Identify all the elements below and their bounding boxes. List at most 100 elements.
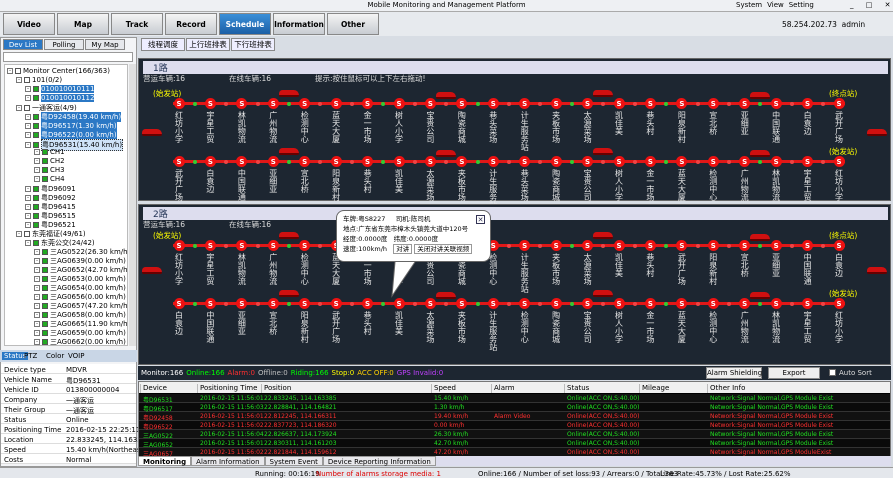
station[interactable]: S xyxy=(582,156,594,167)
status-tab[interactable]: PTZ xyxy=(24,352,38,360)
tree-item[interactable]: - 三AG0652(42.70 km/h) xyxy=(34,265,127,275)
tree-item[interactable]: - 三AG0654(0.00 km/h) xyxy=(34,283,126,293)
station[interactable]: S xyxy=(424,298,436,309)
bus[interactable] xyxy=(279,90,299,97)
station[interactable]: S xyxy=(582,240,594,251)
station[interactable]: S xyxy=(519,298,531,309)
station[interactable]: S xyxy=(550,98,562,109)
station[interactable]: S xyxy=(644,98,656,109)
station[interactable]: S xyxy=(299,156,311,167)
bus[interactable] xyxy=(142,129,162,136)
station[interactable]: S xyxy=(582,298,594,309)
bottom-tab[interactable]: System Event xyxy=(264,456,323,466)
bottom-tab[interactable]: Monitoring xyxy=(138,456,192,466)
schedule-button[interactable]: 线程调度 xyxy=(141,38,185,51)
station[interactable]: S xyxy=(362,298,374,309)
nav-tab[interactable]: Map xyxy=(57,13,109,35)
station[interactable]: S xyxy=(173,98,185,109)
station[interactable]: S xyxy=(707,298,719,309)
tree-item[interactable]: - 三AG0639(0.00 km/h) xyxy=(34,256,126,266)
station[interactable]: S xyxy=(236,156,248,167)
tree-item[interactable]: - 三AG0659(0.00 km/h) xyxy=(34,328,126,338)
bus[interactable] xyxy=(750,150,771,157)
station[interactable]: S xyxy=(487,98,499,109)
tree-item[interactable]: - 三AG0656(0.00 km/h) xyxy=(34,292,126,302)
left-tab[interactable]: My Map xyxy=(85,39,125,50)
window-buttons[interactable]: _ □ ✕ xyxy=(850,1,893,9)
station[interactable]: S xyxy=(802,240,814,251)
tree-item[interactable]: - 三AG0665(11.90 km/h) xyxy=(34,319,127,329)
station[interactable]: S xyxy=(550,156,562,167)
popup-button[interactable]: 对讲 xyxy=(393,244,413,254)
schedule-button[interactable]: 下行班排表 xyxy=(231,38,275,51)
table-row[interactable] xyxy=(139,394,890,403)
station[interactable]: S xyxy=(519,240,531,251)
station[interactable]: S xyxy=(393,156,405,167)
table-row[interactable] xyxy=(139,430,890,439)
station[interactable]: S xyxy=(204,156,216,167)
station[interactable]: S xyxy=(676,298,688,309)
tree-item[interactable]: - 三AG0658(0.00 km/h) xyxy=(34,310,126,320)
nav-tab[interactable]: Track xyxy=(111,13,163,35)
nav-tab[interactable]: Schedule xyxy=(219,13,271,35)
left-tab[interactable]: Polling xyxy=(44,39,84,50)
station[interactable]: S xyxy=(330,98,342,109)
bus[interactable] xyxy=(142,267,162,274)
bus[interactable] xyxy=(279,232,299,239)
station[interactable]: S xyxy=(236,298,248,309)
station[interactable]: S xyxy=(487,298,499,309)
station[interactable]: S xyxy=(204,240,216,251)
tree-item[interactable]: - 010010010112 xyxy=(25,94,95,102)
station[interactable]: S xyxy=(550,240,562,251)
left-tab[interactable]: Dev List xyxy=(3,39,43,50)
tree-item[interactable]: - 三AG0657(47.20 km/h) xyxy=(34,301,127,311)
station[interactable]: S xyxy=(487,156,499,167)
tree-item[interactable]: - 东莞公交(24/42) xyxy=(25,238,95,248)
bottom-tab[interactable]: Device Reporting Information xyxy=(322,456,436,466)
nav-tab[interactable]: Information xyxy=(273,13,325,35)
station[interactable]: S xyxy=(456,298,468,309)
station[interactable]: S xyxy=(582,98,594,109)
nav-tab[interactable]: Other xyxy=(327,13,379,35)
station[interactable]: S xyxy=(833,298,845,309)
station[interactable]: S xyxy=(173,240,185,251)
station[interactable]: S xyxy=(424,156,436,167)
station[interactable]: S xyxy=(456,98,468,109)
station[interactable]: S xyxy=(550,298,562,309)
station[interactable]: S xyxy=(236,240,248,251)
bottom-tab[interactable]: Alarm Information xyxy=(191,456,265,466)
bus[interactable] xyxy=(750,292,771,299)
bus[interactable] xyxy=(750,92,771,99)
station[interactable]: S xyxy=(267,240,279,251)
schedule-button[interactable]: 上行班排表 xyxy=(186,38,230,51)
tree-item[interactable]: - 三AG0522(26.30 km/h) xyxy=(34,247,127,257)
menu-item[interactable]: System xyxy=(736,1,763,9)
nav-tab[interactable]: Video xyxy=(3,13,55,35)
station[interactable]: S xyxy=(519,98,531,109)
close-button[interactable]: ✕ xyxy=(476,215,485,224)
station[interactable]: S xyxy=(393,98,405,109)
station[interactable]: S xyxy=(613,298,625,309)
tree-item[interactable]: - 粤D96521 xyxy=(25,220,76,230)
tree-item[interactable]: - 粤D96522(0.00 km/h) xyxy=(25,130,117,140)
station[interactable]: S xyxy=(456,156,468,167)
station[interactable]: S xyxy=(613,156,625,167)
tree-item[interactable]: - 101(0/2) xyxy=(16,76,62,84)
tree-item[interactable]: - 粤D96091 xyxy=(25,184,76,194)
station[interactable]: S xyxy=(739,298,751,309)
station[interactable]: S xyxy=(770,298,782,309)
station[interactable]: S xyxy=(770,98,782,109)
station[interactable]: S xyxy=(519,156,531,167)
status-tab[interactable]: Color xyxy=(46,352,65,360)
bus[interactable] xyxy=(436,292,457,299)
tree-item[interactable]: - CH2 xyxy=(34,157,65,165)
tree-item[interactable]: - 粤D96531(15.40 km/h) xyxy=(25,139,124,151)
tree-item[interactable]: - Monitor Center(166/363) xyxy=(7,67,110,75)
action-button[interactable]: Alarm Shielding xyxy=(706,367,763,379)
bus[interactable] xyxy=(593,232,614,239)
station[interactable]: S xyxy=(613,98,625,109)
bus[interactable] xyxy=(279,148,299,155)
bus[interactable] xyxy=(867,129,887,136)
station[interactable]: S xyxy=(644,298,656,309)
station[interactable]: S xyxy=(739,240,751,251)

What you need to do:
Rewrite the lines above with "bounding boxes" changed to "box coordinates" and everything else kept the same. Leave the pictures out of your answer.

Response to the task:
Identify all the elements below and their box coordinates. List at most 100 elements.
station[interactable]: S xyxy=(582,156,594,167)
status-tab[interactable]: PTZ xyxy=(24,352,38,360)
tree-item[interactable]: - 三AG0652(42.70 km/h) xyxy=(34,265,127,275)
tree-item[interactable]: - 三AG0654(0.00 km/h) xyxy=(34,283,126,293)
station[interactable]: S xyxy=(424,298,436,309)
bus[interactable] xyxy=(279,90,299,97)
station[interactable]: S xyxy=(582,240,594,251)
station[interactable]: S xyxy=(519,298,531,309)
station[interactable]: S xyxy=(550,98,562,109)
station[interactable]: S xyxy=(644,98,656,109)
station[interactable]: S xyxy=(299,156,311,167)
bus[interactable] xyxy=(142,129,162,136)
station[interactable]: S xyxy=(582,298,594,309)
bottom-tab[interactable]: System Event xyxy=(264,456,323,466)
bottom-tab[interactable]: Monitoring xyxy=(138,456,192,466)
schedule-button[interactable]: 线程调度 xyxy=(141,38,185,51)
station[interactable]: S xyxy=(362,298,374,309)
nav-tab[interactable]: Map xyxy=(57,13,109,35)
station[interactable]: S xyxy=(173,98,185,109)
station[interactable]: S xyxy=(707,298,719,309)
tree-item[interactable]: - 三AG0639(0.00 km/h) xyxy=(34,256,126,266)
station[interactable]: S xyxy=(236,156,248,167)
tree-item[interactable]: - 三AG0659(0.00 km/h) xyxy=(34,328,126,338)
bus[interactable] xyxy=(750,150,771,157)
station[interactable]: S xyxy=(487,98,499,109)
tree-item[interactable]: - 三AG0656(0.00 km/h) xyxy=(34,292,126,302)
left-tab[interactable]: My Map xyxy=(85,39,125,50)
window-buttons[interactable]: _ □ ✕ xyxy=(850,1,893,9)
station[interactable]: S xyxy=(802,240,814,251)
tree-item[interactable]: - 三AG0665(11.90 km/h) xyxy=(34,319,127,329)
station[interactable]: S xyxy=(550,156,562,167)
popup-button[interactable]: 对讲 xyxy=(393,244,413,254)
schedule-button[interactable]: 下行班排表 xyxy=(231,38,275,51)
table-row[interactable] xyxy=(139,394,890,403)
station[interactable]: S xyxy=(519,240,531,251)
station[interactable]: S xyxy=(393,156,405,167)
table-row[interactable] xyxy=(139,430,890,439)
station[interactable]: S xyxy=(204,156,216,167)
station[interactable]: S xyxy=(676,298,688,309)
tree-item[interactable]: - 三AG0658(0.00 km/h) xyxy=(34,310,126,320)
nav-tab[interactable]: Track xyxy=(111,13,163,35)
nav-tab[interactable]: Schedule xyxy=(219,13,271,35)
left-tab[interactable]: Polling xyxy=(44,39,84,50)
station[interactable]: S xyxy=(330,98,342,109)
bus[interactable] xyxy=(142,267,162,274)
bus[interactable] xyxy=(279,232,299,239)
station[interactable]: S xyxy=(236,298,248,309)
station[interactable]: S xyxy=(487,298,499,309)
station[interactable]: S xyxy=(204,240,216,251)
tree-item[interactable]: - 010010010112 xyxy=(25,94,95,102)
station[interactable]: S xyxy=(550,240,562,251)
left-tab[interactable]: Dev List xyxy=(3,39,43,50)
tree-item[interactable]: - 三AG0657(47.20 km/h) xyxy=(34,301,127,311)
station[interactable]: S xyxy=(487,156,499,167)
tree-item[interactable]: - 东莞公交(24/42) xyxy=(25,238,95,248)
bottom-tab[interactable]: Device Reporting Information xyxy=(322,456,436,466)
nav-tab[interactable]: Information xyxy=(273,13,325,35)
station[interactable]: S xyxy=(456,298,468,309)
station[interactable]: S xyxy=(582,98,594,109)
nav-tab[interactable]: Other xyxy=(327,13,379,35)
station[interactable]: S xyxy=(833,298,845,309)
station[interactable]: S xyxy=(173,240,185,251)
station[interactable]: S xyxy=(424,156,436,167)
station[interactable]: S xyxy=(456,98,468,109)
station[interactable]: S xyxy=(550,298,562,309)
station[interactable]: S xyxy=(236,240,248,251)
bottom-tab[interactable]: Alarm Information xyxy=(191,456,265,466)
bus[interactable] xyxy=(750,292,771,299)
bus[interactable] xyxy=(750,92,771,99)
station[interactable]: S xyxy=(267,240,279,251)
schedule-button[interactable]: 上行班排表 xyxy=(186,38,230,51)
tree-item[interactable]: - 三AG0522(26.30 km/h) xyxy=(34,247,127,257)
menu-item[interactable]: System xyxy=(736,1,763,9)
nav-tab[interactable]: Video xyxy=(3,13,55,35)
station[interactable]: S xyxy=(519,98,531,109)
close-button[interactable]: ✕ xyxy=(476,215,485,224)
station[interactable]: S xyxy=(393,98,405,109)
station[interactable]: S xyxy=(613,298,625,309)
tree-item[interactable]: - 粤D96521 xyxy=(25,220,76,230)
tree-item[interactable]: - 粤D96522(0.00 km/h) xyxy=(25,130,117,140)
station[interactable]: S xyxy=(456,156,468,167)
station[interactable]: S xyxy=(613,156,625,167)
tree-item[interactable]: - 101(0/2) xyxy=(16,76,62,84)
tree-item[interactable]: - 粤D96091 xyxy=(25,184,76,194)
station[interactable]: S xyxy=(739,298,751,309)
station[interactable]: S xyxy=(770,298,782,309)
station[interactable]: S xyxy=(770,98,782,109)
station[interactable]: S xyxy=(519,156,531,167)
status-tab[interactable]: Color xyxy=(46,352,65,360)
bus[interactable] xyxy=(436,292,457,299)
tree-item[interactable]: - CH2 xyxy=(34,157,65,165)
tree-item[interactable]: - 粤D96531(15.40 km/h) xyxy=(25,139,124,151)
tree-item[interactable]: - Monitor Center(166/363) xyxy=(7,67,110,75)
action-button[interactable]: Alarm Shielding xyxy=(706,367,763,379)
bus[interactable] xyxy=(593,232,614,239)
station[interactable]: S xyxy=(613,98,625,109)
bus[interactable] xyxy=(279,148,299,155)
bus[interactable] xyxy=(867,129,887,136)
station[interactable]: S xyxy=(644,298,656,309)
station[interactable]: S xyxy=(739,240,751,251)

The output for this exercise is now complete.